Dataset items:
[BEGIN]

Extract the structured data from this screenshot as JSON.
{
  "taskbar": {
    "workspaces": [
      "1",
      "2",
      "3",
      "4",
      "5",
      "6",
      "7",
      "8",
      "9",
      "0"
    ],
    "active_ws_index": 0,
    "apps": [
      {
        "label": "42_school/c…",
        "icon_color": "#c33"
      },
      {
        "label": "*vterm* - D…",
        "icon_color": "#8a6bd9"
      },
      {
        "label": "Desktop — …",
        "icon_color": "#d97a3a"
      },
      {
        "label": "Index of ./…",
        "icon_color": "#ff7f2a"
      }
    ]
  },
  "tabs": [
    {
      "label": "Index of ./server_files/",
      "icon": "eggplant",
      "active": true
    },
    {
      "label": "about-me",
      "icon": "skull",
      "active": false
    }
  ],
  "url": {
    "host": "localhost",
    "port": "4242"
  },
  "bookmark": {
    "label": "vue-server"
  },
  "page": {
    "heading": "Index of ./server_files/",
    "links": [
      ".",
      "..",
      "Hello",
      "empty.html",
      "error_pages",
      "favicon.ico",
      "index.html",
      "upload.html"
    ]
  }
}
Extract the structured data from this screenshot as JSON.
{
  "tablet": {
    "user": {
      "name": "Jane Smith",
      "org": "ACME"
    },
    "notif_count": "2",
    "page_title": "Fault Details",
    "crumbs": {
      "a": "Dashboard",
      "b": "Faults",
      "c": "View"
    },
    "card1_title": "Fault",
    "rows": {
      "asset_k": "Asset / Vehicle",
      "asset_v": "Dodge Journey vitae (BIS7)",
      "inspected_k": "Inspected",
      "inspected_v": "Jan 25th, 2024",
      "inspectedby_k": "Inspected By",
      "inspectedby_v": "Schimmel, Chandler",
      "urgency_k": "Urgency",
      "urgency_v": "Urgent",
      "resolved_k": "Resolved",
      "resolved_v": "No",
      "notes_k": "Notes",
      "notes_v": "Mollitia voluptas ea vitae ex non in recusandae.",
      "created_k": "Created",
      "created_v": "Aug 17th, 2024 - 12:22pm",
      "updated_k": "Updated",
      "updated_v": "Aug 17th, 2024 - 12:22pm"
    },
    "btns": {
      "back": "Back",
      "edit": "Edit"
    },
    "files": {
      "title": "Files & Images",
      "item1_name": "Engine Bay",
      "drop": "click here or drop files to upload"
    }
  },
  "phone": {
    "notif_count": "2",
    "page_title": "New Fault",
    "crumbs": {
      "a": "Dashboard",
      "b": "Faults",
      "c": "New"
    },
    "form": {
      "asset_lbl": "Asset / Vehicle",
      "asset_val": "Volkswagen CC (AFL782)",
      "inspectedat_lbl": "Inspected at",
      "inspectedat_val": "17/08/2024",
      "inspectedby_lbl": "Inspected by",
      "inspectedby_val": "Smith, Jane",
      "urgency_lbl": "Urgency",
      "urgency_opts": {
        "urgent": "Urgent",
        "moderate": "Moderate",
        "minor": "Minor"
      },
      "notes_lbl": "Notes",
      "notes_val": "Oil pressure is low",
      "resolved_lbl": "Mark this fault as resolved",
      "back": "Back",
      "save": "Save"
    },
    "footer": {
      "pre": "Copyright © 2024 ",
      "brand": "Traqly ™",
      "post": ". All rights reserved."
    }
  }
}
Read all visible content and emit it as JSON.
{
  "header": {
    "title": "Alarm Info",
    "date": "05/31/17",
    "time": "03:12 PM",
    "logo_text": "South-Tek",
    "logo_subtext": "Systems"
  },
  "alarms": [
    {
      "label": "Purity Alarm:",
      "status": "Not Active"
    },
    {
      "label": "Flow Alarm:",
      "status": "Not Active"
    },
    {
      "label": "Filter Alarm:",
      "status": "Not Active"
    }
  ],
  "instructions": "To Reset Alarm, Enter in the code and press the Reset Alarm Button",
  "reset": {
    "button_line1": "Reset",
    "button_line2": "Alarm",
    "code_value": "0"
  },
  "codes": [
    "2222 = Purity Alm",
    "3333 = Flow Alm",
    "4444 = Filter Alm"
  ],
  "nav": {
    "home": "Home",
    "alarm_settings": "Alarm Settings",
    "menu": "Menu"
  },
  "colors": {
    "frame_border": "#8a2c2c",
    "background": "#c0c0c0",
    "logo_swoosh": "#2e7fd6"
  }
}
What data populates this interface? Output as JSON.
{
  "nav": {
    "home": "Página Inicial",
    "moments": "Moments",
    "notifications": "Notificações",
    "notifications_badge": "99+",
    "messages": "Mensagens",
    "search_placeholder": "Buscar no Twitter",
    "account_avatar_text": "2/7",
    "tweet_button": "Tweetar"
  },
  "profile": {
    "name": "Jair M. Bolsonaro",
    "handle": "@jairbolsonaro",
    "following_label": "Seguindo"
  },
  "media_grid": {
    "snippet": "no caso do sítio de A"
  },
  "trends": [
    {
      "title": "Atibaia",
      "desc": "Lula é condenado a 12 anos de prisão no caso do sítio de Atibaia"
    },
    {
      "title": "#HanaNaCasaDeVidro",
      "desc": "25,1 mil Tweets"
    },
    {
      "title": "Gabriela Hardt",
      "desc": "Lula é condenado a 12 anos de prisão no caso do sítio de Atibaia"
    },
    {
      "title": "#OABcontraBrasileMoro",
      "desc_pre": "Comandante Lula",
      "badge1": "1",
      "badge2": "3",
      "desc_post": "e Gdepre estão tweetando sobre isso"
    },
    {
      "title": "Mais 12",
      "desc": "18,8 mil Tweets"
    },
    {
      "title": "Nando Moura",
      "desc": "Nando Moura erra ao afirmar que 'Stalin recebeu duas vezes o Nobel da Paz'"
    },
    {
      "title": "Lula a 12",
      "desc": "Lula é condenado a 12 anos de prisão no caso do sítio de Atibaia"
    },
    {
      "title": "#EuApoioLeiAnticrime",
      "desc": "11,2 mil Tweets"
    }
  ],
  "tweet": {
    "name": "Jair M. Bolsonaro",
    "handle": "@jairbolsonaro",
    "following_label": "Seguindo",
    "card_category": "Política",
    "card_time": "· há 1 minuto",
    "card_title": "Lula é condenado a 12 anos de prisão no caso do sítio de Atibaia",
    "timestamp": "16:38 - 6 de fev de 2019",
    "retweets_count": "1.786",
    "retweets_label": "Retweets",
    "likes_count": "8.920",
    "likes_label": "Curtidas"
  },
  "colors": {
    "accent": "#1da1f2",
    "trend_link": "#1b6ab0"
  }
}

[END]

■ Goal: Write out all of the records once more, exactly.

■ Response to this task:
Extract the structured data from this screenshot as JSON.
{
  "taskbar": {
    "workspaces": [
      "1",
      "2",
      "3",
      "4",
      "5",
      "6",
      "7",
      "8",
      "9",
      "0"
    ],
    "active_ws_index": 0,
    "apps": [
      {
        "label": "42_school/c…",
        "icon_color": "#c33"
      },
      {
        "label": "*vterm* - D…",
        "icon_color": "#8a6bd9"
      },
      {
        "label": "Desktop — …",
        "icon_color": "#d97a3a"
      },
      {
        "label": "Index of ./…",
        "icon_color": "#ff7f2a"
      }
    ]
  },
  "tabs": [
    {
      "label": "Index of ./server_files/",
      "icon": "eggplant",
      "active": true
    },
    {
      "label": "about-me",
      "icon": "skull",
      "active": false
    }
  ],
  "url": {
    "host": "localhost",
    "port": "4242"
  },
  "bookmark": {
    "label": "vue-server"
  },
  "page": {
    "heading": "Index of ./server_files/",
    "links": [
      ".",
      "..",
      "Hello",
      "empty.html",
      "error_pages",
      "favicon.ico",
      "index.html",
      "upload.html"
    ]
  }
}
Extract the structured data from this screenshot as JSON.
{
  "tablet": {
    "user": {
      "name": "Jane Smith",
      "org": "ACME"
    },
    "notif_count": "2",
    "page_title": "Fault Details",
    "crumbs": {
      "a": "Dashboard",
      "b": "Faults",
      "c": "View"
    },
    "card1_title": "Fault",
    "rows": {
      "asset_k": "Asset / Vehicle",
      "asset_v": "Dodge Journey vitae (BIS7)",
      "inspected_k": "Inspected",
      "inspected_v": "Jan 25th, 2024",
      "inspectedby_k": "Inspected By",
      "inspectedby_v": "Schimmel, Chandler",
      "urgency_k": "Urgency",
      "urgency_v": "Urgent",
      "resolved_k": "Resolved",
      "resolved_v": "No",
      "notes_k": "Notes",
      "notes_v": "Mollitia voluptas ea vitae ex non in recusandae.",
      "created_k": "Created",
      "created_v": "Aug 17th, 2024 - 12:22pm",
      "updated_k": "Updated",
      "updated_v": "Aug 17th, 2024 - 12:22pm"
    },
    "btns": {
      "back": "Back",
      "edit": "Edit"
    },
    "files": {
      "title": "Files & Images",
      "item1_name": "Engine Bay",
      "drop": "click here or drop files to upload"
    }
  },
  "phone": {
    "notif_count": "2",
    "page_title": "New Fault",
    "crumbs": {
      "a": "Dashboard",
      "b": "Faults",
      "c": "New"
    },
    "form": {
      "asset_lbl": "Asset / Vehicle",
      "asset_val": "Volkswagen CC (AFL782)",
      "inspectedat_lbl": "Inspected at",
      "inspectedat_val": "17/08/2024",
      "inspectedby_lbl": "Inspected by",
      "inspectedby_val": "Smith, Jane",
      "urgency_lbl": "Urgency",
      "urgency_opts": {
        "urgent": "Urgent",
        "moderate": "Moderate",
        "minor": "Minor"
      },
      "notes_lbl": "Notes",
      "notes_val": "Oil pressure is low",
      "resolved_lbl": "Mark this fault as resolved",
      "back": "Back",
      "save": "Save"
    },
    "footer": {
      "pre": "Copyright © 2024 ",
      "brand": "Traqly ™",
      "post": ". All rights reserved."
    }
  }
}
Read all visible content and emit it as JSON.
{
  "header": {
    "title": "Alarm Info",
    "date": "05/31/17",
    "time": "03:12 PM",
    "logo_text": "South-Tek",
    "logo_subtext": "Systems"
  },
  "alarms": [
    {
      "label": "Purity Alarm:",
      "status": "Not Active"
    },
    {
      "label": "Flow Alarm:",
      "status": "Not Active"
    },
    {
      "label": "Filter Alarm:",
      "status": "Not Active"
    }
  ],
  "instructions": "To Reset Alarm, Enter in the code and press the Reset Alarm Button",
  "reset": {
    "button_line1": "Reset",
    "button_line2": "Alarm",
    "code_value": "0"
  },
  "codes": [
    "2222 = Purity Alm",
    "3333 = Flow Alm",
    "4444 = Filter Alm"
  ],
  "nav": {
    "home": "Home",
    "alarm_settings": "Alarm Settings",
    "menu": "Menu"
  },
  "colors": {
    "frame_border": "#8a2c2c",
    "background": "#c0c0c0",
    "logo_swoosh": "#2e7fd6"
  }
}
What data populates this interface? Output as JSON.
{
  "nav": {
    "home": "Página Inicial",
    "moments": "Moments",
    "notifications": "Notificações",
    "notifications_badge": "99+",
    "messages": "Mensagens",
    "search_placeholder": "Buscar no Twitter",
    "account_avatar_text": "2/7",
    "tweet_button": "Tweetar"
  },
  "profile": {
    "name": "Jair M. Bolsonaro",
    "handle": "@jairbolsonaro",
    "following_label": "Seguindo"
  },
  "media_grid": {
    "snippet": "no caso do sítio de A"
  },
  "trends": [
    {
      "title": "Atibaia",
      "desc": "Lula é condenado a 12 anos de prisão no caso do sítio de Atibaia"
    },
    {
      "title": "#HanaNaCasaDeVidro",
      "desc": "25,1 mil Tweets"
    },
    {
      "title": "Gabriela Hardt",
      "desc": "Lula é condenado a 12 anos de prisão no caso do sítio de Atibaia"
    },
    {
      "title": "#OABcontraBrasileMoro",
      "desc_pre": "Comandante Lula",
      "badge1": "1",
      "badge2": "3",
      "desc_post": "e Gdepre estão tweetando sobre isso"
    },
    {
      "title": "Mais 12",
      "desc": "18,8 mil Tweets"
    },
    {
      "title": "Nando Moura",
      "desc": "Nando Moura erra ao afirmar que 'Stalin recebeu duas vezes o Nobel da Paz'"
    },
    {
      "title": "Lula a 12",
      "desc": "Lula é condenado a 12 anos de prisão no caso do sítio de Atibaia"
    },
    {
      "title": "#EuApoioLeiAnticrime",
      "desc": "11,2 mil Tweets"
    }
  ],
  "tweet": {
    "name": "Jair M. Bolsonaro",
    "handle": "@jairbolsonaro",
    "following_label": "Seguindo",
    "card_category": "Política",
    "card_time": "· há 1 minuto",
    "card_title": "Lula é condenado a 12 anos de prisão no caso do sítio de Atibaia",
    "timestamp": "16:38 - 6 de fev de 2019",
    "retweets_count": "1.786",
    "retweets_label": "Retweets",
    "likes_count": "8.920",
    "likes_label": "Curtidas"
  },
  "colors": {
    "accent": "#1da1f2",
    "trend_link": "#1b6ab0"
  }
}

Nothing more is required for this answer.